— Begin Input records —

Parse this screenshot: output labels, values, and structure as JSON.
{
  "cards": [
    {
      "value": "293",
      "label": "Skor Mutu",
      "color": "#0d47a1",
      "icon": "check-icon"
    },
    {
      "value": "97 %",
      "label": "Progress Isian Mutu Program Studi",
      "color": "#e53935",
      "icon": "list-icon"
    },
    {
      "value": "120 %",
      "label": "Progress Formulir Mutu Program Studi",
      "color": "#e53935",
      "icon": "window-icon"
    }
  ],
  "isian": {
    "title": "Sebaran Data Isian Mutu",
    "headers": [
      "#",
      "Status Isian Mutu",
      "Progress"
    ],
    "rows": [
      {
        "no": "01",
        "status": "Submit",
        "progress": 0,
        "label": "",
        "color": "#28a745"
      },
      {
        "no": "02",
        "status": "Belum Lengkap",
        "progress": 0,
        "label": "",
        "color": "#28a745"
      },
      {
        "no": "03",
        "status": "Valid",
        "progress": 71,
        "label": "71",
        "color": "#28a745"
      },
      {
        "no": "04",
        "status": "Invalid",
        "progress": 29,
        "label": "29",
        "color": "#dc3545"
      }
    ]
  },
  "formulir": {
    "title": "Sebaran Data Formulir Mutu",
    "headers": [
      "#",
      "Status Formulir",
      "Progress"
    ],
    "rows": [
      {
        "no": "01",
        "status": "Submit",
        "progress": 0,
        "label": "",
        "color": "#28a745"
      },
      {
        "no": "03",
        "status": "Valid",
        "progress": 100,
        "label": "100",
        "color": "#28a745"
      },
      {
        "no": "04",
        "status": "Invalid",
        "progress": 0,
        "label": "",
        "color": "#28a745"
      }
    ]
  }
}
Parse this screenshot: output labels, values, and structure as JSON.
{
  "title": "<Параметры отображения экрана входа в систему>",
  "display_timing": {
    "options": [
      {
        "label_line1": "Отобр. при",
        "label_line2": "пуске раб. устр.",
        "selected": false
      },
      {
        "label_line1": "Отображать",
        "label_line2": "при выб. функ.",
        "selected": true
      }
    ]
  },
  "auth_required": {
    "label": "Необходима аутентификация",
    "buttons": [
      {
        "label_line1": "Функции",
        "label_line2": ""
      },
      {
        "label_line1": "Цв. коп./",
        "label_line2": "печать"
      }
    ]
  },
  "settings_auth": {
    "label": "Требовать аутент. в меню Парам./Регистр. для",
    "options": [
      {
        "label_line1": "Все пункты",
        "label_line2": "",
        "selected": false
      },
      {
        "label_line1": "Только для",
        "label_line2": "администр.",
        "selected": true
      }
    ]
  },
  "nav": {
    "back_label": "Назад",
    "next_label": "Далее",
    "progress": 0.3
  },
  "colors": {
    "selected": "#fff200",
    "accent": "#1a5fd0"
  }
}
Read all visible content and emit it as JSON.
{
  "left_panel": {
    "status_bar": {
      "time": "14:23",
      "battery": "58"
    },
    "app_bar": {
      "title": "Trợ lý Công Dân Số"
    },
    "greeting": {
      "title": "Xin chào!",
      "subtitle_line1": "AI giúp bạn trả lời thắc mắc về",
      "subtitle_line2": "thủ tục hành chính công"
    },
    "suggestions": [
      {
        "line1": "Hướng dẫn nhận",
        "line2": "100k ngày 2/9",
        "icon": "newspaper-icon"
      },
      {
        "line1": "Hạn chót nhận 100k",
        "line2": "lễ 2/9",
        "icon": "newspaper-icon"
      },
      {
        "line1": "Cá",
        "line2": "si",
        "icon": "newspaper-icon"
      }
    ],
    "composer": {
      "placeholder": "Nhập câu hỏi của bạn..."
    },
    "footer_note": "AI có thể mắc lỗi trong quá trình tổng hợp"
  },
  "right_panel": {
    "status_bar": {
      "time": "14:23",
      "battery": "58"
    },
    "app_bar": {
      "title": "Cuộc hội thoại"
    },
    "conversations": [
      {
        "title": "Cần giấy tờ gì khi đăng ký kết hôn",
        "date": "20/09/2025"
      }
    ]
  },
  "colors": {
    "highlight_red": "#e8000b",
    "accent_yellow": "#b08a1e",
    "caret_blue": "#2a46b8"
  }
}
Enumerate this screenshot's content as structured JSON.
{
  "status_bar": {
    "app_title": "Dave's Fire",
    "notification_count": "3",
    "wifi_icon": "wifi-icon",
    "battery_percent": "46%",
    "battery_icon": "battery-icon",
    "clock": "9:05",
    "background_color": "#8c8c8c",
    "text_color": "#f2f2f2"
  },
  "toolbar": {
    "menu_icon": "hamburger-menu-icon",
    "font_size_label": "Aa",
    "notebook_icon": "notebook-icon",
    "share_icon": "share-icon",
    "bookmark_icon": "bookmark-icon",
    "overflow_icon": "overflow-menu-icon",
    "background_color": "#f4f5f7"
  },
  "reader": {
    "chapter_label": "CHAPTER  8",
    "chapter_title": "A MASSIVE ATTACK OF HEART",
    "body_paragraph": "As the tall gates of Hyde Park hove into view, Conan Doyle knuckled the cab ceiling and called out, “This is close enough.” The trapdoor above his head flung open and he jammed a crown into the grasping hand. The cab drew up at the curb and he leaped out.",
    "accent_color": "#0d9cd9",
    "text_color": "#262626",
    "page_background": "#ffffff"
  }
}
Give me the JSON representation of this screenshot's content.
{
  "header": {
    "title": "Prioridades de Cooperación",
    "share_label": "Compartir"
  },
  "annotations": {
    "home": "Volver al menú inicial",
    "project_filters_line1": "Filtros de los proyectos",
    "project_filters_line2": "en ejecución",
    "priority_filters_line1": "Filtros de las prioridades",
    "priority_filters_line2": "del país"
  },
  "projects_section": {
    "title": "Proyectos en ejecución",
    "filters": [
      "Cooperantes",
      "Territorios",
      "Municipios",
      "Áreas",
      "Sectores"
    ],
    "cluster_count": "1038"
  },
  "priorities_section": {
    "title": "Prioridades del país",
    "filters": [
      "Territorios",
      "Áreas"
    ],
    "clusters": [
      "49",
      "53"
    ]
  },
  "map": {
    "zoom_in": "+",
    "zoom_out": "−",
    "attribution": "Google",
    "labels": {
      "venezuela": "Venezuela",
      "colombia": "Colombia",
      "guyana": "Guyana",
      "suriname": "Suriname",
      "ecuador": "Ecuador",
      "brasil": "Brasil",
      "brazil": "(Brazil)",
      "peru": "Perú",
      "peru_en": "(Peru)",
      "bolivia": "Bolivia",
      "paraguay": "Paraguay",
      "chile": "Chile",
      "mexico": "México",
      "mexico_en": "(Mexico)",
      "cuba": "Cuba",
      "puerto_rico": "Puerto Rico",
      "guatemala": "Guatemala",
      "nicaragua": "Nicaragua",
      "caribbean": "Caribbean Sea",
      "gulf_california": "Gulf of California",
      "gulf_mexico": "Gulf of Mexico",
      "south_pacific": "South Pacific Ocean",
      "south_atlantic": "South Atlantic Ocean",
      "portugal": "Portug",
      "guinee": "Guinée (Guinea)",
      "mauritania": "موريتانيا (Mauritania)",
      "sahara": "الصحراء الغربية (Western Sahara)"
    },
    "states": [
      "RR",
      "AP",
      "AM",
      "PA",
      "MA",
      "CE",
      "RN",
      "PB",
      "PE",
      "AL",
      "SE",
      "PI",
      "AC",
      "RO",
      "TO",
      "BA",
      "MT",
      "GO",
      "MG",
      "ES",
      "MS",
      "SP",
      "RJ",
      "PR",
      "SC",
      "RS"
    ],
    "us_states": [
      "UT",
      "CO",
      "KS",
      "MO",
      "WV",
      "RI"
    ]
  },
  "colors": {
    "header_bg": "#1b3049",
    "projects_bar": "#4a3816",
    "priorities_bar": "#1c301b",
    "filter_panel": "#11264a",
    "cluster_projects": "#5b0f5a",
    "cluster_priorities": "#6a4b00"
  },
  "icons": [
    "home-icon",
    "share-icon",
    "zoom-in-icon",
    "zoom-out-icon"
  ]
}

— End Input records —

_Your goal_
Copy out every line of the listing that includes the string "content".

_Exercise solution_
Read all visible content and emit it as JSON.
Enumerate this screenshot's content as structured JSON.
Give me the JSON representation of this screenshot's content.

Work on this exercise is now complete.